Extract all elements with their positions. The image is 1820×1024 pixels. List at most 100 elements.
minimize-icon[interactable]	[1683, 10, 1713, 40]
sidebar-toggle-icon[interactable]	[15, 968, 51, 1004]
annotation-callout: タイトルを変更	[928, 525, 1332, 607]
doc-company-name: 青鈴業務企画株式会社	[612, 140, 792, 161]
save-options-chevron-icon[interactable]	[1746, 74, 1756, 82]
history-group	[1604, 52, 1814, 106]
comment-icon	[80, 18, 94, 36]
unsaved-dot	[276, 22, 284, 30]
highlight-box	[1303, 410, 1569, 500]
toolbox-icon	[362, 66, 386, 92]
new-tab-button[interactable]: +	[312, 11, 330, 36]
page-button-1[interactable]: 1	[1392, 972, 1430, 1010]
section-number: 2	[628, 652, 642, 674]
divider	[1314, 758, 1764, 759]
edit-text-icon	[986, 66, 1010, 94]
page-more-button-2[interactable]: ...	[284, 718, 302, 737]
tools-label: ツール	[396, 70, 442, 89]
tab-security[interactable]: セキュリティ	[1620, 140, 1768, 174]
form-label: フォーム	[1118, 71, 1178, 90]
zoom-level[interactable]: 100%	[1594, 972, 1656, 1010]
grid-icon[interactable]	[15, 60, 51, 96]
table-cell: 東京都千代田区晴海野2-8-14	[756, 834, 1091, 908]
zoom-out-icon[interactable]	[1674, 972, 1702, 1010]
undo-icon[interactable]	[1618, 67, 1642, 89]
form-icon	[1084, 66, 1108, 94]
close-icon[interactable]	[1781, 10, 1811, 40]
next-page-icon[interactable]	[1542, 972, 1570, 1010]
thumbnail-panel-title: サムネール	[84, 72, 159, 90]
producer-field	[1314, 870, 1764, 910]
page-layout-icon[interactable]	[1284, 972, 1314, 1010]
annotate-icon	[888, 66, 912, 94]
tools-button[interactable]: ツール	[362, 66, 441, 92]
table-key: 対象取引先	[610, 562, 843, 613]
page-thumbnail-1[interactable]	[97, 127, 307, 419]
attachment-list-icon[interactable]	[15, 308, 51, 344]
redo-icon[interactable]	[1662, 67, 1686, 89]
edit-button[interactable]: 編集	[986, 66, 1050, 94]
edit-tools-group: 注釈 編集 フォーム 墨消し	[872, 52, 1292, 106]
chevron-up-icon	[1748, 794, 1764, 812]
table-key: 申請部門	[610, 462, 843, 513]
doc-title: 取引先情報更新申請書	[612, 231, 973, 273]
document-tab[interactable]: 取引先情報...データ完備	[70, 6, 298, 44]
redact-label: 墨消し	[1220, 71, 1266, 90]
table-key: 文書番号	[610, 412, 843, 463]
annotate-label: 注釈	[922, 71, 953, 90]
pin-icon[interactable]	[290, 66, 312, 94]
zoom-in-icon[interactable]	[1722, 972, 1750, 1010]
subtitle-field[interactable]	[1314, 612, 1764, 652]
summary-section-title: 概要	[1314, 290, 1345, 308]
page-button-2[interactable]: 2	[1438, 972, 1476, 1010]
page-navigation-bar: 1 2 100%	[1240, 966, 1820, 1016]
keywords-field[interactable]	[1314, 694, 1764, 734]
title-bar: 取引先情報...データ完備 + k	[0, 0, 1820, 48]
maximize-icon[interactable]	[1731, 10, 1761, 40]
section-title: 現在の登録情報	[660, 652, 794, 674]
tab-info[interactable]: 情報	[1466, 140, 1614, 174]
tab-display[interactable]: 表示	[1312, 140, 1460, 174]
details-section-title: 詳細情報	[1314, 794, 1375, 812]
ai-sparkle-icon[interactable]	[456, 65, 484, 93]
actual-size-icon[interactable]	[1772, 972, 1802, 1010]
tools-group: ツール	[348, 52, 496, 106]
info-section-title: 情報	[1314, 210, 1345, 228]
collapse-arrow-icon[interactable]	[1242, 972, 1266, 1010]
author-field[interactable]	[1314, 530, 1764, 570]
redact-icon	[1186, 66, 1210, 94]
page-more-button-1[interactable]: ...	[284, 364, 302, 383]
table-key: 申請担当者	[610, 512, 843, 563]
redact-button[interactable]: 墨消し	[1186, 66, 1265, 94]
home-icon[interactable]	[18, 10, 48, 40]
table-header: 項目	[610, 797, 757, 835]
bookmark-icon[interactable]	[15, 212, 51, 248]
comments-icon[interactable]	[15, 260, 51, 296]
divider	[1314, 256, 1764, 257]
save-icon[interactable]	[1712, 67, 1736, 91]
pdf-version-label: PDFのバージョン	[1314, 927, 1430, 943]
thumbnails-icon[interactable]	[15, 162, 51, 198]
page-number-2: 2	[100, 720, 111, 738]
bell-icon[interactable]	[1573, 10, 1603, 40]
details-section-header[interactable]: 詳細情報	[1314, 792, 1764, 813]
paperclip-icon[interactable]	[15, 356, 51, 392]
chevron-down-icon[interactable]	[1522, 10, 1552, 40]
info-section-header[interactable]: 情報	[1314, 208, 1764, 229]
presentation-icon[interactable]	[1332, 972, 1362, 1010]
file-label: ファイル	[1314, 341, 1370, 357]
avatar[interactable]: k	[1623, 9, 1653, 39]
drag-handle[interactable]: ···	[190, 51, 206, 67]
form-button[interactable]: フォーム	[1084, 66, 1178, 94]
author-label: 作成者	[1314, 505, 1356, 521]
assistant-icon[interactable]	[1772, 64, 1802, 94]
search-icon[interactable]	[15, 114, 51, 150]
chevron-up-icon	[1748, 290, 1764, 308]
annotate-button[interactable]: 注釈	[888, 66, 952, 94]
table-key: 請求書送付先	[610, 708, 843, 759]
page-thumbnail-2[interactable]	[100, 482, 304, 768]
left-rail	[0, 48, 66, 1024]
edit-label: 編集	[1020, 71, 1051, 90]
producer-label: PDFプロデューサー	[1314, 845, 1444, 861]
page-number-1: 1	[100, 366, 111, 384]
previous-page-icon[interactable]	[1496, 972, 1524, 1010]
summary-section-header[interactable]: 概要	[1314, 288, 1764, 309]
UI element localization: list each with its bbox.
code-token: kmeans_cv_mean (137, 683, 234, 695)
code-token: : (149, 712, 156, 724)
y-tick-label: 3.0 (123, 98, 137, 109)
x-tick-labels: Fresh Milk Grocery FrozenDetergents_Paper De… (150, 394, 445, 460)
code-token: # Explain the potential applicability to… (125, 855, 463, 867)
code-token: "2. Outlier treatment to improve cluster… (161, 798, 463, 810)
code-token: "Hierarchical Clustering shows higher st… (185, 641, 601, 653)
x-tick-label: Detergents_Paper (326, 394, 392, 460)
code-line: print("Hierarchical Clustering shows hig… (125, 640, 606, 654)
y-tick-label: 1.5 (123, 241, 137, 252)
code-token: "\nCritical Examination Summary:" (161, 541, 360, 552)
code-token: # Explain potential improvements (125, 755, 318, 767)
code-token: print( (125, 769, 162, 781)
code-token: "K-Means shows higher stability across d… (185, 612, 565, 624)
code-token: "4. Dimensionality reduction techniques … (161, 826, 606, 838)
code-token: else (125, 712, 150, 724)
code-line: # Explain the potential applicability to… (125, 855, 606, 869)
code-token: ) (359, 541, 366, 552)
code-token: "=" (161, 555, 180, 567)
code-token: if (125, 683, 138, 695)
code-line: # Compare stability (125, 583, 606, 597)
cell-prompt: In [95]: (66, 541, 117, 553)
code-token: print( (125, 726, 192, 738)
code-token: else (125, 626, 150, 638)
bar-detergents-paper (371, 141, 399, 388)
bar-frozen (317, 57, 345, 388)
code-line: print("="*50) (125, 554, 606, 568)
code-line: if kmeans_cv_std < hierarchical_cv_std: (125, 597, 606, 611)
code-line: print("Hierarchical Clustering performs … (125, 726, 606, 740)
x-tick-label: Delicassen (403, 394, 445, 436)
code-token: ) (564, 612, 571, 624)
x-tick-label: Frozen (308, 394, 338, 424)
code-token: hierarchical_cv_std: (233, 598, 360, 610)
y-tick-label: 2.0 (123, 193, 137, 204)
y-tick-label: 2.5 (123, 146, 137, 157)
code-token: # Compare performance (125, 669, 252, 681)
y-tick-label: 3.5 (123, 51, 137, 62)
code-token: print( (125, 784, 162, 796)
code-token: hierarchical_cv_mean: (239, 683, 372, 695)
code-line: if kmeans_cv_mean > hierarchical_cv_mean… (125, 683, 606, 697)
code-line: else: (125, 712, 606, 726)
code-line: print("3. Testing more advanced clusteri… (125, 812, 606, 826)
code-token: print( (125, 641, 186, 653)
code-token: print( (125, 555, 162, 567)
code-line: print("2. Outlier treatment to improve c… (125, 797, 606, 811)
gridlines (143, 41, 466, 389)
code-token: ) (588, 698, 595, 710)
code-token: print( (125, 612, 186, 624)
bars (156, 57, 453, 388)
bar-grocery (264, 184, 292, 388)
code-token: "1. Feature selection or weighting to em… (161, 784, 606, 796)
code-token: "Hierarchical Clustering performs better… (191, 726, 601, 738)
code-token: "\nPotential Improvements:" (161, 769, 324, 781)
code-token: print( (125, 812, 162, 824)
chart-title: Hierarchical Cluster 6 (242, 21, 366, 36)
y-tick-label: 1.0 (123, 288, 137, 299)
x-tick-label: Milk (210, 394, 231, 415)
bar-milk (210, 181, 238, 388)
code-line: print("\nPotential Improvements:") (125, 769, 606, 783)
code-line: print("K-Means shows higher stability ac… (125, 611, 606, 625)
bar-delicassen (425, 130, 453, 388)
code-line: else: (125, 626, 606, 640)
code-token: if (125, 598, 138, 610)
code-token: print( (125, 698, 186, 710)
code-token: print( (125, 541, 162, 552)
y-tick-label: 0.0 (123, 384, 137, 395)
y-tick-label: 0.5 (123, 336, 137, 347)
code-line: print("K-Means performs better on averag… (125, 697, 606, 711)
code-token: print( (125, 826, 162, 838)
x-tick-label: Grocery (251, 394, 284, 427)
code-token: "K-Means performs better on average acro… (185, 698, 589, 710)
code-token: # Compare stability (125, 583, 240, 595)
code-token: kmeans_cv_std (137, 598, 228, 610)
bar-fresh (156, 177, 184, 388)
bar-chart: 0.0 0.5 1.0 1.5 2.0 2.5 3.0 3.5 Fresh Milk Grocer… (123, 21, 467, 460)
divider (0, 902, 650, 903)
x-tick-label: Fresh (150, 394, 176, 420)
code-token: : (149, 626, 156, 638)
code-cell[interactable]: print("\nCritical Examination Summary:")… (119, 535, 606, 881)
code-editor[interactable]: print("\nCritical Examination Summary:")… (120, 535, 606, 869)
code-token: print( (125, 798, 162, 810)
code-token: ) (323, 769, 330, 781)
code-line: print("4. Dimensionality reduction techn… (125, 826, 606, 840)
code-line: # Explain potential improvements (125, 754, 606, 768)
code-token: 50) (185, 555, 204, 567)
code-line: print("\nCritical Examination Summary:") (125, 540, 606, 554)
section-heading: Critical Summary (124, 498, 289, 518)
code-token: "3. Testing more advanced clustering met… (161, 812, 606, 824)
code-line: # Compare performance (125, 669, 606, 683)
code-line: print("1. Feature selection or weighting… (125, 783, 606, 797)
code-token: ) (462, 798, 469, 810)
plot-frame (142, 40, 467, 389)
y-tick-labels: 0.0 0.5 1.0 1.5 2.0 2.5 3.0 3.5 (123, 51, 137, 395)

______

Stated exercise: Render the data from its start through the line containing "290, 1345, 308]" as a numbered list, leaving out any blank lines.

Answer to this problem:
1. Extract all elements with their positions. The image is 1820×1024 pixels. List at most 100 elements.
2. minimize-icon[interactable]	[1683, 10, 1713, 40]
3. sidebar-toggle-icon[interactable]	[15, 968, 51, 1004]
4. annotation-callout: タイトルを変更	[928, 525, 1332, 607]
5. doc-company-name: 青鈴業務企画株式会社	[612, 140, 792, 161]
6. save-options-chevron-icon[interactable]	[1746, 74, 1756, 82]
7. history-group	[1604, 52, 1814, 106]
8. comment-icon	[80, 18, 94, 36]
9. unsaved-dot	[276, 22, 284, 30]
10. highlight-box	[1303, 410, 1569, 500]
11. toolbox-icon	[362, 66, 386, 92]
12. new-tab-button[interactable]: +	[312, 11, 330, 36]
13. page-button-1[interactable]: 1	[1392, 972, 1430, 1010]
14. section-number: 2	[628, 652, 642, 674]
15. divider	[1314, 758, 1764, 759]
16. edit-text-icon	[986, 66, 1010, 94]
17. page-more-button-2[interactable]: ...	[284, 718, 302, 737]
18. tools-label: ツール	[396, 70, 442, 89]
19. tab-security[interactable]: セキュリティ	[1620, 140, 1768, 174]
20. form-label: フォーム	[1118, 71, 1178, 90]
21. zoom-level[interactable]: 100%	[1594, 972, 1656, 1010]
22. grid-icon[interactable]	[15, 60, 51, 96]
23. table-cell: 東京都千代田区晴海野2-8-14	[756, 834, 1091, 908]
24. zoom-out-icon[interactable]	[1674, 972, 1702, 1010]
25. undo-icon[interactable]	[1618, 67, 1642, 89]
26. form-icon	[1084, 66, 1108, 94]
27. close-icon[interactable]	[1781, 10, 1811, 40]
28. next-page-icon[interactable]	[1542, 972, 1570, 1010]
29. thumbnail-panel-title: サムネール	[84, 72, 159, 90]
30. producer-field	[1314, 870, 1764, 910]
31. page-layout-icon[interactable]	[1284, 972, 1314, 1010]
32. annotate-icon	[888, 66, 912, 94]
33. tools-button[interactable]: ツール	[362, 66, 441, 92]
34. table-key: 対象取引先	[610, 562, 843, 613]
35. page-thumbnail-1[interactable]	[97, 127, 307, 419]
36. attachment-list-icon[interactable]	[15, 308, 51, 344]
37. redo-icon[interactable]	[1662, 67, 1686, 89]
38. edit-button[interactable]: 編集	[986, 66, 1050, 94]
39. edit-tools-group: 注釈 編集 フォーム 墨消し	[872, 52, 1292, 106]
40. chevron-up-icon	[1748, 794, 1764, 812]
41. table-key: 申請部門	[610, 462, 843, 513]
42. doc-title: 取引先情報更新申請書	[612, 231, 973, 273]
43. document-tab[interactable]: 取引先情報...データ完備	[70, 6, 298, 44]
44. redact-label: 墨消し	[1220, 71, 1266, 90]
45. table-key: 文書番号	[610, 412, 843, 463]
46. annotate-label: 注釈	[922, 71, 953, 90]
47. pin-icon[interactable]	[290, 66, 312, 94]
48. zoom-in-icon[interactable]	[1722, 972, 1750, 1010]
49. subtitle-field[interactable]	[1314, 612, 1764, 652]
50. summary-section-title: 概要	[1314, 290, 1345, 308]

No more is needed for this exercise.